:: Rows from a figure dataset ::
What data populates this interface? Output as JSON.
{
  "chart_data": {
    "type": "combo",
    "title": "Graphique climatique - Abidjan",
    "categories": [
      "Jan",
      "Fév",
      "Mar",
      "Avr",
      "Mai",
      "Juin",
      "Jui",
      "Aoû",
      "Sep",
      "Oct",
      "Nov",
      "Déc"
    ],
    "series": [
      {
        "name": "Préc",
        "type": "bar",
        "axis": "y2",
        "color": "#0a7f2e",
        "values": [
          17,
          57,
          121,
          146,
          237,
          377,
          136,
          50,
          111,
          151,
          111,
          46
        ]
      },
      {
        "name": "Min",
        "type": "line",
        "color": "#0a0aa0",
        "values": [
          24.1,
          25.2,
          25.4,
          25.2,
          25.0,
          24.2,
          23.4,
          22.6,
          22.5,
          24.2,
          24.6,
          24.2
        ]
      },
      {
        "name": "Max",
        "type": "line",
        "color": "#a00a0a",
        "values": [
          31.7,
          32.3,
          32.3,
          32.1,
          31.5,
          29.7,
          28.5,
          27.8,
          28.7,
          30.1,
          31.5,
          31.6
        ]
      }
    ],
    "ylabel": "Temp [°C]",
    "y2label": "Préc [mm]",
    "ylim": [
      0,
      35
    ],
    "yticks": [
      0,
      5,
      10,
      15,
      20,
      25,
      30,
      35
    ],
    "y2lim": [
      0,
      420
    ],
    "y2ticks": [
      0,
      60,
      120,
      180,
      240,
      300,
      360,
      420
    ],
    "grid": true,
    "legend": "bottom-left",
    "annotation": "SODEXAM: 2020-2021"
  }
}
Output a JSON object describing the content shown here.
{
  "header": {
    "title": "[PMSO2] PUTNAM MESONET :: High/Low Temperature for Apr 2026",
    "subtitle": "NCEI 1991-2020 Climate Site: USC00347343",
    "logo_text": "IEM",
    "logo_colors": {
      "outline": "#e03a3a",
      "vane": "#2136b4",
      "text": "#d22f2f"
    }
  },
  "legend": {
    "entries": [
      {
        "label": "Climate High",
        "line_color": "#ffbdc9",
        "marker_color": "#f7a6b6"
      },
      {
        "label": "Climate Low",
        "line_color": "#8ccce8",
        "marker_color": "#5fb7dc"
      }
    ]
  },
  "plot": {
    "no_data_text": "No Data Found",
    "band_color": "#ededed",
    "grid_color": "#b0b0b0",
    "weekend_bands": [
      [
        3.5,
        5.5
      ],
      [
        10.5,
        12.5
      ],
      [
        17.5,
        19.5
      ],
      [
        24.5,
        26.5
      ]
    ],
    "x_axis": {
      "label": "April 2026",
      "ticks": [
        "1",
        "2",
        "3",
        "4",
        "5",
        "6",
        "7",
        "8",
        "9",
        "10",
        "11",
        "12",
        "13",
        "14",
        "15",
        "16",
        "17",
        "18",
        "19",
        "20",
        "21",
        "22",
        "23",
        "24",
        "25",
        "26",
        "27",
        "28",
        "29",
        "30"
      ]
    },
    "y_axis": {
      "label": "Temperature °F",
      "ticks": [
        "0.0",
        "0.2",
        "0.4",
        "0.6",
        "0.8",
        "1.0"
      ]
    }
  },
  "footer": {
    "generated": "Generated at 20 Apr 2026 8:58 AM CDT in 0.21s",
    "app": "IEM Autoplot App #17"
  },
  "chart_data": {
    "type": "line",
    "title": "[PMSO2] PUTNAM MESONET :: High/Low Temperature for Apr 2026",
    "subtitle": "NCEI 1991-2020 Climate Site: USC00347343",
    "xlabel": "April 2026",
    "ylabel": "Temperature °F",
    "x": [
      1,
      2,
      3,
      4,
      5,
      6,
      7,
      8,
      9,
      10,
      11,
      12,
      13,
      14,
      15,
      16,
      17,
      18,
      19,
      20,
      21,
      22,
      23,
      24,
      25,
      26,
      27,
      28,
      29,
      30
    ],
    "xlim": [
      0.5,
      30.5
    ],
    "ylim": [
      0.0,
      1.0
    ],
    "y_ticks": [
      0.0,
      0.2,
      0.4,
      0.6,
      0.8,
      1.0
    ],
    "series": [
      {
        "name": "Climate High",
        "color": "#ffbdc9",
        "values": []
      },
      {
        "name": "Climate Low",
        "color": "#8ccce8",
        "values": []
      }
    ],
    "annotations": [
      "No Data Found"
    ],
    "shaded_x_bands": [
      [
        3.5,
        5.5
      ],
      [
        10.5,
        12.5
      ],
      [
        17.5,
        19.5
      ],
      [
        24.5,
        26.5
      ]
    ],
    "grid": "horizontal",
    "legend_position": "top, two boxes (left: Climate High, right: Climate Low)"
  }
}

---

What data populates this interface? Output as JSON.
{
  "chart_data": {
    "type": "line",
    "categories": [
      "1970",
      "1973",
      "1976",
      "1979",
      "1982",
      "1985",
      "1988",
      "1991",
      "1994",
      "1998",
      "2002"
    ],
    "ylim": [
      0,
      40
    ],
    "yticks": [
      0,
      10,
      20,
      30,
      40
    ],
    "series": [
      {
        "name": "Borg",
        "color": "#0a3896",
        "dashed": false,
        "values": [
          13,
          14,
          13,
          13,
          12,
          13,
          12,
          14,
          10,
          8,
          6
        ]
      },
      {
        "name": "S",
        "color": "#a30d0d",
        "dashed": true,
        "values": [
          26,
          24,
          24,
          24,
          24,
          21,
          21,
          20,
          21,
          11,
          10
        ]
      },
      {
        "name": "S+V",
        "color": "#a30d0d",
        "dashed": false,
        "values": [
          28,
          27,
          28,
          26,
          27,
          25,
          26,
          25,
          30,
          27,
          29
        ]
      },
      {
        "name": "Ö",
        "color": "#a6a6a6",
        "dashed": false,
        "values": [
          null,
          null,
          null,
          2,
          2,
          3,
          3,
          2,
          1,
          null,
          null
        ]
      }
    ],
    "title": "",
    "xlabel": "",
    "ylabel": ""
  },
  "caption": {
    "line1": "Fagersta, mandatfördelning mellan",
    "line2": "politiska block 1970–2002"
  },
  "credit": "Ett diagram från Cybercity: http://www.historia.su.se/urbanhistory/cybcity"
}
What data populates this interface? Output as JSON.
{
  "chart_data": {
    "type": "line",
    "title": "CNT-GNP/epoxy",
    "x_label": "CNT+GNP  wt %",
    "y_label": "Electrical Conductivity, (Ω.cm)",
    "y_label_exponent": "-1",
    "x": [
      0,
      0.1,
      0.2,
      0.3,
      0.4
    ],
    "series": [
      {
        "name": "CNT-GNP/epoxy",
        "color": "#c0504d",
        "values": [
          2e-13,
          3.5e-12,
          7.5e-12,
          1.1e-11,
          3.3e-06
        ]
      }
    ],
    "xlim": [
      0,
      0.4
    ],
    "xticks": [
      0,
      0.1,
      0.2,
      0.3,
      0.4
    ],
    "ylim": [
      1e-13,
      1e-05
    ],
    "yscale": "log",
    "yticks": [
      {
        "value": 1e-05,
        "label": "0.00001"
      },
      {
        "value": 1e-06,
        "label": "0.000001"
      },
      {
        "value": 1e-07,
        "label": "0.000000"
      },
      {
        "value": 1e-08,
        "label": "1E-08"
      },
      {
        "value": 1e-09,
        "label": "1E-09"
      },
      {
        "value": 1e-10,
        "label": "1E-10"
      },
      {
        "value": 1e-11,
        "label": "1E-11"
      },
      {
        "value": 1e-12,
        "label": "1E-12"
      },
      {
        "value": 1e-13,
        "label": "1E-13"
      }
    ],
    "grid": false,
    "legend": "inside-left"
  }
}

* * *

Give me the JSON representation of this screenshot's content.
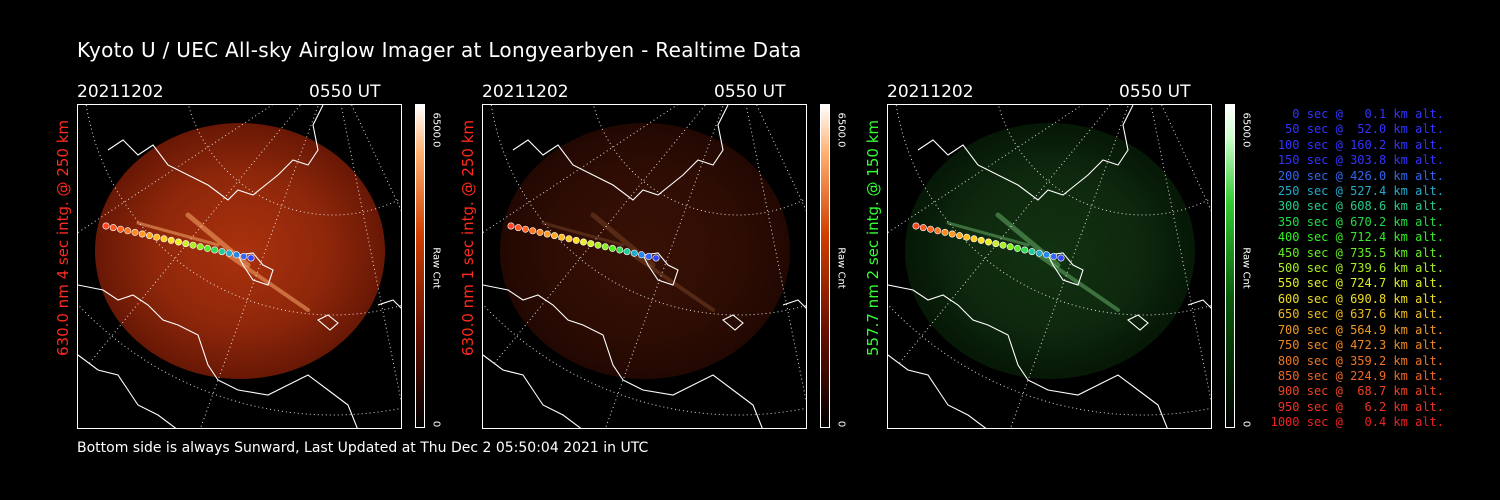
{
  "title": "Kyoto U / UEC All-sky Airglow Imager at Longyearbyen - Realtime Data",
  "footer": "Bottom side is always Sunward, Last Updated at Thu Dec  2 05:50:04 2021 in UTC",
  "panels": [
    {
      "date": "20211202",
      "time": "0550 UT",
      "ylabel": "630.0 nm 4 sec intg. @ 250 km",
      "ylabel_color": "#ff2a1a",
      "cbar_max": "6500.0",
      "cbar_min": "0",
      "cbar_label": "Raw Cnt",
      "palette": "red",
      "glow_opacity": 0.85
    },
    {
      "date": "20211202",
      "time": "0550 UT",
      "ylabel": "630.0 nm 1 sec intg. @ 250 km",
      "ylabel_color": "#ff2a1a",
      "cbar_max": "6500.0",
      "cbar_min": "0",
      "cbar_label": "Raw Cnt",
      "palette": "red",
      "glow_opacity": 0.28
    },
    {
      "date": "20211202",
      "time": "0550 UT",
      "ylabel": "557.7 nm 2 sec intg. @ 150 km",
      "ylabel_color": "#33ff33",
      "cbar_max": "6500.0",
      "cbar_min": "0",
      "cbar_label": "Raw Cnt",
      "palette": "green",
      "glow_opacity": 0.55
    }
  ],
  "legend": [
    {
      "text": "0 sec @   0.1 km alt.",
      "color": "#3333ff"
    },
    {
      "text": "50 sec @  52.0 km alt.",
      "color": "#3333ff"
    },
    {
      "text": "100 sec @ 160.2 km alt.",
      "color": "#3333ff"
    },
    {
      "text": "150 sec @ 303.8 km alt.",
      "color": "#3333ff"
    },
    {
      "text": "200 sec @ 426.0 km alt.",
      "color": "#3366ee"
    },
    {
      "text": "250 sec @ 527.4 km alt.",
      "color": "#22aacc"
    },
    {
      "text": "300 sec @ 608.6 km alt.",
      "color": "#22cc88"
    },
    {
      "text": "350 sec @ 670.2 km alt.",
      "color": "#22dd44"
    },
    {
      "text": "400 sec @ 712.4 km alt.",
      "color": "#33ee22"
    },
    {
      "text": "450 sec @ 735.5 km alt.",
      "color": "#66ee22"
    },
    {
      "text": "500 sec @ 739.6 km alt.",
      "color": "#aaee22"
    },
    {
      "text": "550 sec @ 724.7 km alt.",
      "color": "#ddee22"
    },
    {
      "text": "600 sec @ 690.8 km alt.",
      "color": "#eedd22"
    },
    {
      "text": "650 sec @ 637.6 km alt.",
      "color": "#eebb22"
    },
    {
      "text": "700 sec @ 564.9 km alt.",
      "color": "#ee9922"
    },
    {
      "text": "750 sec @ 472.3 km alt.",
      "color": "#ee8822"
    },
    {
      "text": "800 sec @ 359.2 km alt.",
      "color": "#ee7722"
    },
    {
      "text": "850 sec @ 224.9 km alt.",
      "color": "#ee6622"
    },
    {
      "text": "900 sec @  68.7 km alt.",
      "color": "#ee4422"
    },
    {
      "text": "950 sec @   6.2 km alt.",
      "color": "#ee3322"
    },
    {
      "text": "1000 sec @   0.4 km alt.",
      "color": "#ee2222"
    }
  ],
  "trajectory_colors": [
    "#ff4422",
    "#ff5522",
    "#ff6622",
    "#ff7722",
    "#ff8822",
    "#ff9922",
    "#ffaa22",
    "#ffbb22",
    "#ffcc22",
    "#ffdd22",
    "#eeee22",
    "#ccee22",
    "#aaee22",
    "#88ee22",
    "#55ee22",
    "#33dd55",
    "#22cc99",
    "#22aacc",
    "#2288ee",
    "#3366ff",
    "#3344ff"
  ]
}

:: DIRECTIONS ::
Where a line above contains the string "left", copy that line.

:: ANSWER TO THIS EXERCISE ::
    "legend": "bottom-left",
    "legend_position": "top, two boxes (left: Climate High, right: Climate Low)"
    "legend": "inside-left"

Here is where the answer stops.